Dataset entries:
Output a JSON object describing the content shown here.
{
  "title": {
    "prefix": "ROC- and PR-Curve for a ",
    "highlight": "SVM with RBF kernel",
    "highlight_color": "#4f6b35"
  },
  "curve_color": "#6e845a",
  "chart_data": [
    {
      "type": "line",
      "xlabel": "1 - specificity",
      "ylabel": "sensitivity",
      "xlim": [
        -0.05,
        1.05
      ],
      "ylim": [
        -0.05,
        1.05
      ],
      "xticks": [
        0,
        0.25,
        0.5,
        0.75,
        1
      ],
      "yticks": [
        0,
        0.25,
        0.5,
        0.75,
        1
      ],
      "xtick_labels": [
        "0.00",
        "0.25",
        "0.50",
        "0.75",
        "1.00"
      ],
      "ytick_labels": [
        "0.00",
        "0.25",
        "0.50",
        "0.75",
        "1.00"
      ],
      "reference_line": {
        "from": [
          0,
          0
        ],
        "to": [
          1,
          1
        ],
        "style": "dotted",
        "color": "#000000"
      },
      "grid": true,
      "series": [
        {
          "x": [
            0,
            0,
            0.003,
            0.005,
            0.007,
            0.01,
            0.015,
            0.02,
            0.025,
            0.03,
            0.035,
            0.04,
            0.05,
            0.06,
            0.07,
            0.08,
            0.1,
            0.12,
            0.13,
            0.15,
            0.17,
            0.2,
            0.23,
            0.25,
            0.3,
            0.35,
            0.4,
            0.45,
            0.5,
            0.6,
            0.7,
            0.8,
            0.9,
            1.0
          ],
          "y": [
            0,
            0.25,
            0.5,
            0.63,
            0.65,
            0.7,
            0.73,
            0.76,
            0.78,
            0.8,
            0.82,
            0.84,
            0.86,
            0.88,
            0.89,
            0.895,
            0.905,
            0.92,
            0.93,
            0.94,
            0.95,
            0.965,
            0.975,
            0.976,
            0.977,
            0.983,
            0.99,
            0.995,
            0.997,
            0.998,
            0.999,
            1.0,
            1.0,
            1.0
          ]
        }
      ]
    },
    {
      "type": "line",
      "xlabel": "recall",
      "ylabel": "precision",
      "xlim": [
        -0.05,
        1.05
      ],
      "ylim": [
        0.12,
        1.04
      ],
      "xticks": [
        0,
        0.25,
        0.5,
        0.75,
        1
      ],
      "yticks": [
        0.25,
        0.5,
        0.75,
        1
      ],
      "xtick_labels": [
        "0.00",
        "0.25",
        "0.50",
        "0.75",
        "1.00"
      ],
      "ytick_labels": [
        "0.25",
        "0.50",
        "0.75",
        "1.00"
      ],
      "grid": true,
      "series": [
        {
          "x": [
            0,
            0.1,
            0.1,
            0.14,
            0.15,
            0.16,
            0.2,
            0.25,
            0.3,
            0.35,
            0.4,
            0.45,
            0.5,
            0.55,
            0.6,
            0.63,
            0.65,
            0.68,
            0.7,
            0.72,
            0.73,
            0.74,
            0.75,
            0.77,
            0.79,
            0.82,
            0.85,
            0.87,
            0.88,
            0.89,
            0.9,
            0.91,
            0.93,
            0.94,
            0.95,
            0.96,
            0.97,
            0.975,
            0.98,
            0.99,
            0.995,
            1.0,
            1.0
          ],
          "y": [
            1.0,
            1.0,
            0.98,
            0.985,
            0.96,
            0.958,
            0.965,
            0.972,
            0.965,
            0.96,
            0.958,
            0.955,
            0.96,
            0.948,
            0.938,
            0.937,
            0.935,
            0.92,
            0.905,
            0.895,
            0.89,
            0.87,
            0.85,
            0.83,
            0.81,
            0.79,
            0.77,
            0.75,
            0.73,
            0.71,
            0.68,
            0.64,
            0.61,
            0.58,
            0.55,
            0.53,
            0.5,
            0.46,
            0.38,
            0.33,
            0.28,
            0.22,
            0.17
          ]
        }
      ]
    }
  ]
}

- TASK OBJECTIVE: From the preceding material, extract every line exactly.

- ANSWER FOR THE TASK:
Output a JSON object describing the content shown here.
{
  "title": {
    "prefix": "ROC- and PR-Curve for a ",
    "highlight": "SVM with RBF kernel",
    "highlight_color": "#4f6b35"
  },
  "curve_color": "#6e845a",
  "chart_data": [
    {
      "type": "line",
      "xlabel": "1 - specificity",
      "ylabel": "sensitivity",
      "xlim": [
        -0.05,
        1.05
      ],
      "ylim": [
        -0.05,
        1.05
      ],
      "xticks": [
        0,
        0.25,
        0.5,
        0.75,
        1
      ],
      "yticks": [
        0,
        0.25,
        0.5,
        0.75,
        1
      ],
      "xtick_labels": [
        "0.00",
        "0.25",
        "0.50",
        "0.75",
        "1.00"
      ],
      "ytick_labels": [
        "0.00",
        "0.25",
        "0.50",
        "0.75",
        "1.00"
      ],
      "reference_line": {
        "from": [
          0,
          0
        ],
        "to": [
          1,
          1
        ],
        "style": "dotted",
        "color": "#000000"
      },
      "grid": true,
      "series": [
        {
          "x": [
            0,
            0,
            0.003,
            0.005,
            0.007,
            0.01,
            0.015,
            0.02,
            0.025,
            0.03,
            0.035,
            0.04,
            0.05,
            0.06,
            0.07,
            0.08,
            0.1,
            0.12,
            0.13,
            0.15,
            0.17,
            0.2,
            0.23,
            0.25,
            0.3,
            0.35,
            0.4,
            0.45,
            0.5,
            0.6,
            0.7,
            0.8,
            0.9,
            1.0
          ],
          "y": [
            0,
            0.25,
            0.5,
            0.63,
            0.65,
            0.7,
            0.73,
            0.76,
            0.78,
            0.8,
            0.82,
            0.84,
            0.86,
            0.88,
            0.89,
            0.895,
            0.905,
            0.92,
            0.93,
            0.94,
            0.95,
            0.965,
            0.975,
            0.976,
            0.977,
            0.983,
            0.99,
            0.995,
            0.997,
            0.998,
            0.999,
            1.0,
            1.0,
            1.0
          ]
        }
      ]
    },
    {
      "type": "line",
      "xlabel": "recall",
      "ylabel": "precision",
      "xlim": [
        -0.05,
        1.05
      ],
      "ylim": [
        0.12,
        1.04
      ],
      "xticks": [
        0,
        0.25,
        0.5,
        0.75,
        1
      ],
      "yticks": [
        0.25,
        0.5,
        0.75,
        1
      ],
      "xtick_labels": [
        "0.00",
        "0.25",
        "0.50",
        "0.75",
        "1.00"
      ],
      "ytick_labels": [
        "0.25",
        "0.50",
        "0.75",
        "1.00"
      ],
      "grid": true,
      "series": [
        {
          "x": [
            0,
            0.1,
            0.1,
            0.14,
            0.15,
            0.16,
            0.2,
            0.25,
            0.3,
            0.35,
            0.4,
            0.45,
            0.5,
            0.55,
            0.6,
            0.63,
            0.65,
            0.68,
            0.7,
            0.72,
            0.73,
            0.74,
            0.75,
            0.77,
            0.79,
            0.82,
            0.85,
            0.87,
            0.88,
            0.89,
            0.9,
            0.91,
            0.93,
            0.94,
            0.95,
            0.96,
            0.97,
            0.975,
            0.98,
            0.99,
            0.995,
            1.0,
            1.0
          ],
          "y": [
            1.0,
            1.0,
            0.98,
            0.985,
            0.96,
            0.958,
            0.965,
            0.972,
            0.965,
            0.96,
            0.958,
            0.955,
            0.96,
            0.948,
            0.938,
            0.937,
            0.935,
            0.92,
            0.905,
            0.895,
            0.89,
            0.87,
            0.85,
            0.83,
            0.81,
            0.79,
            0.77,
            0.75,
            0.73,
            0.71,
            0.68,
            0.64,
            0.61,
            0.58,
            0.55,
            0.53,
            0.5,
            0.46,
            0.38,
            0.33,
            0.28,
            0.22,
            0.17
          ]
        }
      ]
    }
  ]
}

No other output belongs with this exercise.